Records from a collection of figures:
<<<<
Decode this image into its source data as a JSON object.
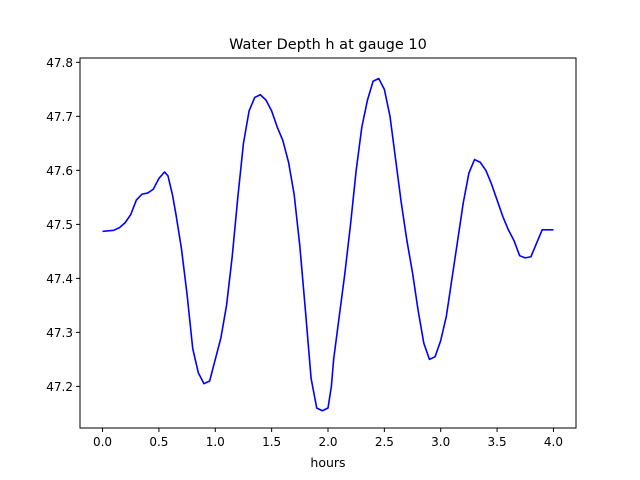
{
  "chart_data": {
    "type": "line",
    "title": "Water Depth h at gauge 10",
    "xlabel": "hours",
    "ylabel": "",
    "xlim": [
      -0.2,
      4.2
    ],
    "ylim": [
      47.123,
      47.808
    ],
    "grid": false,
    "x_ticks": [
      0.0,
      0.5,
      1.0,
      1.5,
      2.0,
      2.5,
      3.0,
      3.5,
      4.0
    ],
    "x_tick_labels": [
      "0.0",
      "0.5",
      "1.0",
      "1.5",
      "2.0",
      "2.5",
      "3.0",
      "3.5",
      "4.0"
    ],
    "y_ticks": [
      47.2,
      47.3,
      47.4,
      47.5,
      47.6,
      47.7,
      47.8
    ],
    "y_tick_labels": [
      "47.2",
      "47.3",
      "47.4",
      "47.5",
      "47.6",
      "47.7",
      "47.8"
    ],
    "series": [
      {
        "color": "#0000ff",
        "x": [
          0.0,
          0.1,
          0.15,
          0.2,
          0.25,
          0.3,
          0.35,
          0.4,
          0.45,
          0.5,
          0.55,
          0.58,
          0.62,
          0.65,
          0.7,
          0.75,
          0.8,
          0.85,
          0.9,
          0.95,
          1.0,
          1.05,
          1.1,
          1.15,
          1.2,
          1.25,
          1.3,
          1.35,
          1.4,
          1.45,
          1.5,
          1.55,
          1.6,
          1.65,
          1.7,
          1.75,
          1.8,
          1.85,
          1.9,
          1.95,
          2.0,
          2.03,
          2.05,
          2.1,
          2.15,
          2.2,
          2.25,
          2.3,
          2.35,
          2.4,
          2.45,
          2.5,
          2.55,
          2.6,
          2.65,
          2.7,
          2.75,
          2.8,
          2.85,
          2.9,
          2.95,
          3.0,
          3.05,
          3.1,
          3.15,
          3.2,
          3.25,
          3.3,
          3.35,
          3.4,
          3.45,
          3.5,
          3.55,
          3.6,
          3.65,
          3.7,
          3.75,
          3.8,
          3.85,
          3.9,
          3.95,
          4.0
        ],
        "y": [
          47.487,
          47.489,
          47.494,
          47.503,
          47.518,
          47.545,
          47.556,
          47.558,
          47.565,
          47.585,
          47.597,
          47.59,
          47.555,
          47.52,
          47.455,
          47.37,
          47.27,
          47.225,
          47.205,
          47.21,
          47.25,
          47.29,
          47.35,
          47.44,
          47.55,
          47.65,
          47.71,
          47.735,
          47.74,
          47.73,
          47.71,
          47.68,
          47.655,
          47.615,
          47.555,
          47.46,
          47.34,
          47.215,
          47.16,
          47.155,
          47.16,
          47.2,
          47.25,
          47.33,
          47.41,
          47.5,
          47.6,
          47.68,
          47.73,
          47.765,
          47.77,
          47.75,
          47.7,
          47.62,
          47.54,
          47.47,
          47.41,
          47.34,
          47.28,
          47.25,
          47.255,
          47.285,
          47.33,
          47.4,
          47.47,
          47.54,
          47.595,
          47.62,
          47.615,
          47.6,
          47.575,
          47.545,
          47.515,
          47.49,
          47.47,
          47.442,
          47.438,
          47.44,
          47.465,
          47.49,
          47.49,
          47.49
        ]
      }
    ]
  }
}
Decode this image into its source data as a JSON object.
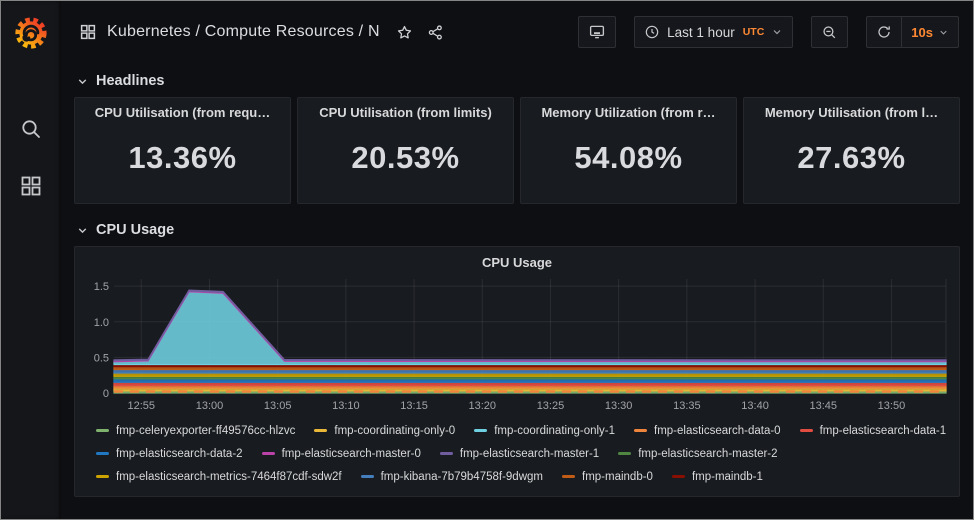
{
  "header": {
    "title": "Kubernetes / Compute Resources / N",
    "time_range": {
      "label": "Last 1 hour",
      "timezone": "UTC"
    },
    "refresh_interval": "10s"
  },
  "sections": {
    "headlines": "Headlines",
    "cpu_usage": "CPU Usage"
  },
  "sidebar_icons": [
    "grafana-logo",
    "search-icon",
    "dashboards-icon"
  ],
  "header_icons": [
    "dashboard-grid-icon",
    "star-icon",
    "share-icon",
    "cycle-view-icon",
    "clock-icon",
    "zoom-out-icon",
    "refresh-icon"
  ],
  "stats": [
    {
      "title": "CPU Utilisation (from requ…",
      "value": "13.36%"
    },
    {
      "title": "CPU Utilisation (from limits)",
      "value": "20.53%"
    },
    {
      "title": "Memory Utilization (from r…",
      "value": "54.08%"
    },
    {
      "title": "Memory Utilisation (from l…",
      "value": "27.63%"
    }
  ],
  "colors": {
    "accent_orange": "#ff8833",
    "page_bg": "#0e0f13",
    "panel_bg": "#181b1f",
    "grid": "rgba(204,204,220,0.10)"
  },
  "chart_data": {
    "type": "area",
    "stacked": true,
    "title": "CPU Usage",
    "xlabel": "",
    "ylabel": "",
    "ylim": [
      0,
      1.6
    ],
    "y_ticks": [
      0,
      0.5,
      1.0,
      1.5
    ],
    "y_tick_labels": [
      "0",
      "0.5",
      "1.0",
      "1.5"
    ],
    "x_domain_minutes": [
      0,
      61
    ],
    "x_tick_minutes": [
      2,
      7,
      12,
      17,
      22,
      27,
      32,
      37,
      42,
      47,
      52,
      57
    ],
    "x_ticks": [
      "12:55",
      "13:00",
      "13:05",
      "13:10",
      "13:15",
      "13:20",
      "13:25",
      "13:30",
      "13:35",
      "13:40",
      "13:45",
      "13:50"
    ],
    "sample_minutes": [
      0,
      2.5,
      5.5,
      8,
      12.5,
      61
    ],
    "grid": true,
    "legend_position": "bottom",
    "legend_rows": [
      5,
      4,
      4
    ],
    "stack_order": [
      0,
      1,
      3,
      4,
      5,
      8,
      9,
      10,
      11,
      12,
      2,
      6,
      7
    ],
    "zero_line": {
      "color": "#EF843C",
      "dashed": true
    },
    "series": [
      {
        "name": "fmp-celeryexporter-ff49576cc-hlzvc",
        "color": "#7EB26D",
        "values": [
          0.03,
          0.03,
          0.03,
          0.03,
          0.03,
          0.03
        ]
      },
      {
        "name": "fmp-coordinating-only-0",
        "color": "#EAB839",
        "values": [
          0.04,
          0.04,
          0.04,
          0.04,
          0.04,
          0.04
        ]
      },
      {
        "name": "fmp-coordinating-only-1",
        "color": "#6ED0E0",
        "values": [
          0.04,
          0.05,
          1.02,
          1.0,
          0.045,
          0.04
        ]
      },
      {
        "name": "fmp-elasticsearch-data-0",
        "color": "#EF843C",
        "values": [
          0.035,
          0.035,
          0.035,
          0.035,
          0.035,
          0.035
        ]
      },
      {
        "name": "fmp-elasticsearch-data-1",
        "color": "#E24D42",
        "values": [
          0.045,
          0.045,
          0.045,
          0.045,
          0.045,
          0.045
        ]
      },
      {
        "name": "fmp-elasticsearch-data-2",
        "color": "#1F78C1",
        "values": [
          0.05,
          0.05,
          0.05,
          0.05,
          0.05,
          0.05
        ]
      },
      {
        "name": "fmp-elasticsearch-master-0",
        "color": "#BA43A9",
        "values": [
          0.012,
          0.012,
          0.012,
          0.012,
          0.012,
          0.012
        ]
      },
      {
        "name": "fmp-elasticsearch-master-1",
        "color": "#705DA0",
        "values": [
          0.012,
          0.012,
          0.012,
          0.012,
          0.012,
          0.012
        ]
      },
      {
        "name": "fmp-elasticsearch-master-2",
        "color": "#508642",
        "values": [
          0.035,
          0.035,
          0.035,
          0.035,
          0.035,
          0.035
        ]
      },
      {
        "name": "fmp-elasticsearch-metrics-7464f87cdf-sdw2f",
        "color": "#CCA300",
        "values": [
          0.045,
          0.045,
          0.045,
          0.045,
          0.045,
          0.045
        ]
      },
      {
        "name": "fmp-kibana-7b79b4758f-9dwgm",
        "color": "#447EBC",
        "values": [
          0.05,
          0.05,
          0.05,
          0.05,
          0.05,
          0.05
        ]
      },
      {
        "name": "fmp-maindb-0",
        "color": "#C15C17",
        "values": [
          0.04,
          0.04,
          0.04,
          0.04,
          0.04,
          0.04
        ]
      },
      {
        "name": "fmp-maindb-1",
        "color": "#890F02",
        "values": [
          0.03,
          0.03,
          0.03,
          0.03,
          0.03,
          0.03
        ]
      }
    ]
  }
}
>>>>
▶ [PROBLEM DESCRIPTION]: Copy every line of the material in which the word "Utilisation" occurs.

▶ [RESULT]:
      "title": "CPU Utilisation (from requ…",
      "title": "CPU Utilisation (from limits)",
      "title": "Memory Utilisation (from l…",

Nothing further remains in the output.